═════ GIVEN ENTRIES

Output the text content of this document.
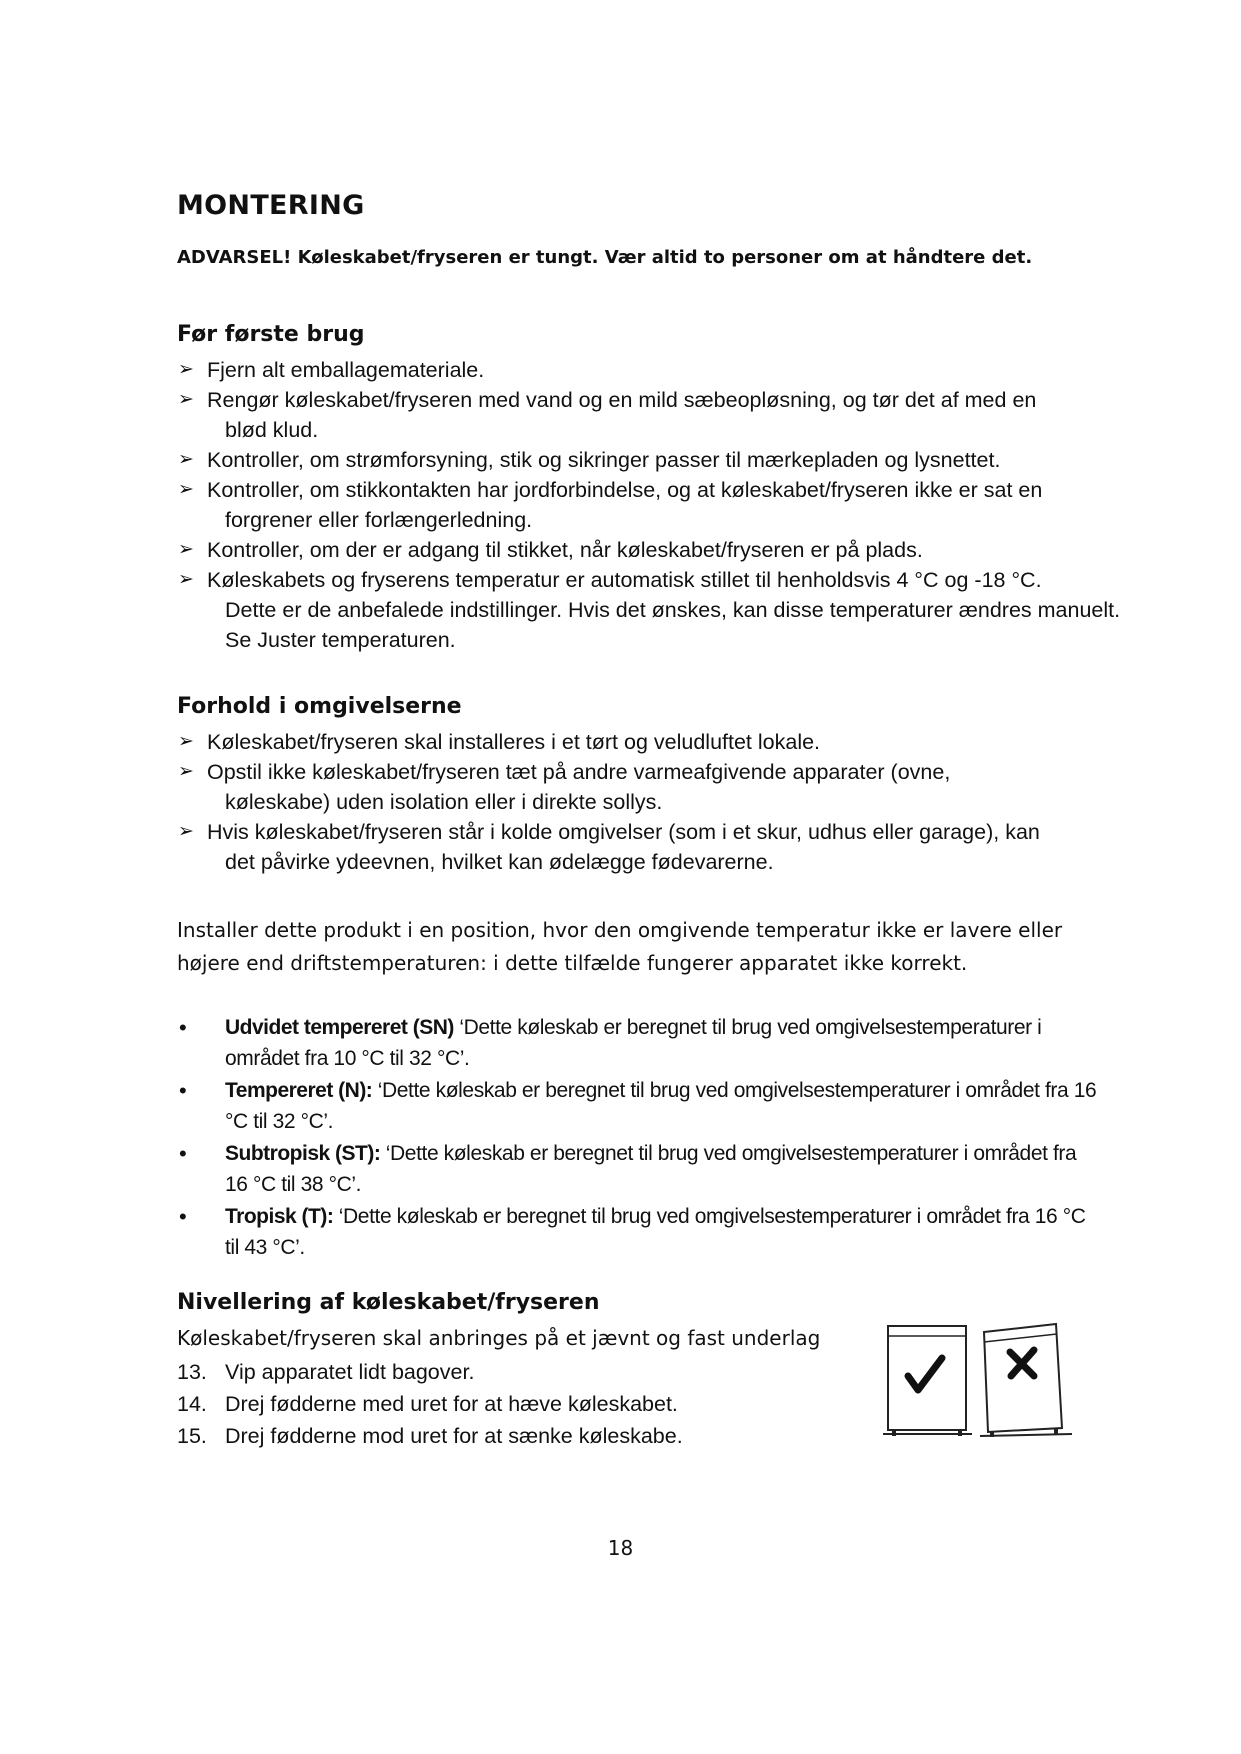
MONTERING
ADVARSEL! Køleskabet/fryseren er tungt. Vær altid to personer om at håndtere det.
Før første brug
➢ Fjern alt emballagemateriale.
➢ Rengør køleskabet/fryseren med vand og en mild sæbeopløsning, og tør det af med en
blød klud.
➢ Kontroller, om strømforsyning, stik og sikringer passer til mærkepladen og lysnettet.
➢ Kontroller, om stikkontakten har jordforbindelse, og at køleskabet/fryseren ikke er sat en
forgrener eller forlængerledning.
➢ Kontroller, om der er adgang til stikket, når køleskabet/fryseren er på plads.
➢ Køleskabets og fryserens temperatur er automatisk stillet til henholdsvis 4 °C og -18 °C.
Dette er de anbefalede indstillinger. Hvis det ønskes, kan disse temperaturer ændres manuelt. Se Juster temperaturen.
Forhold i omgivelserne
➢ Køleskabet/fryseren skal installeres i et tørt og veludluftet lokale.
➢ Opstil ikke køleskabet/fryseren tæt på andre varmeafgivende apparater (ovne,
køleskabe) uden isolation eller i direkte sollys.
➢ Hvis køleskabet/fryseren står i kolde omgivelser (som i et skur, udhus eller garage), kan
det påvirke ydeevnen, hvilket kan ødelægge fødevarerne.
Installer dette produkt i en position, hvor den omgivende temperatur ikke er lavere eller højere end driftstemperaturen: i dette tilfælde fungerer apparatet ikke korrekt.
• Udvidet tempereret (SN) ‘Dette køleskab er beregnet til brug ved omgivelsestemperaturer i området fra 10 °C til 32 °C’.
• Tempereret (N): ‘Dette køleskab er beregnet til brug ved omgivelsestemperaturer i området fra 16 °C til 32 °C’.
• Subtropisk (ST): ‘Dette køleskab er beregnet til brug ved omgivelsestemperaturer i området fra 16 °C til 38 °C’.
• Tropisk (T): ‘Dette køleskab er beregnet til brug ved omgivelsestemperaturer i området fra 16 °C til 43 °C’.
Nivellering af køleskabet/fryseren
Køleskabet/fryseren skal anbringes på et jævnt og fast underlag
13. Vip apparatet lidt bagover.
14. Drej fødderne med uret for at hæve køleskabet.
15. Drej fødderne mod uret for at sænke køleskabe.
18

══════════

Report all lines of the data above that include the string "Kontroller".

➢ Kontroller, om strømforsyning, stik og sikringer passer til mærkepladen og lysnettet.
➢ Kontroller, om stikkontakten har jordforbindelse, og at køleskabet/fryseren ikke er sat en
➢ Kontroller, om der er adgang til stikket, når køleskabet/fryseren er på plads.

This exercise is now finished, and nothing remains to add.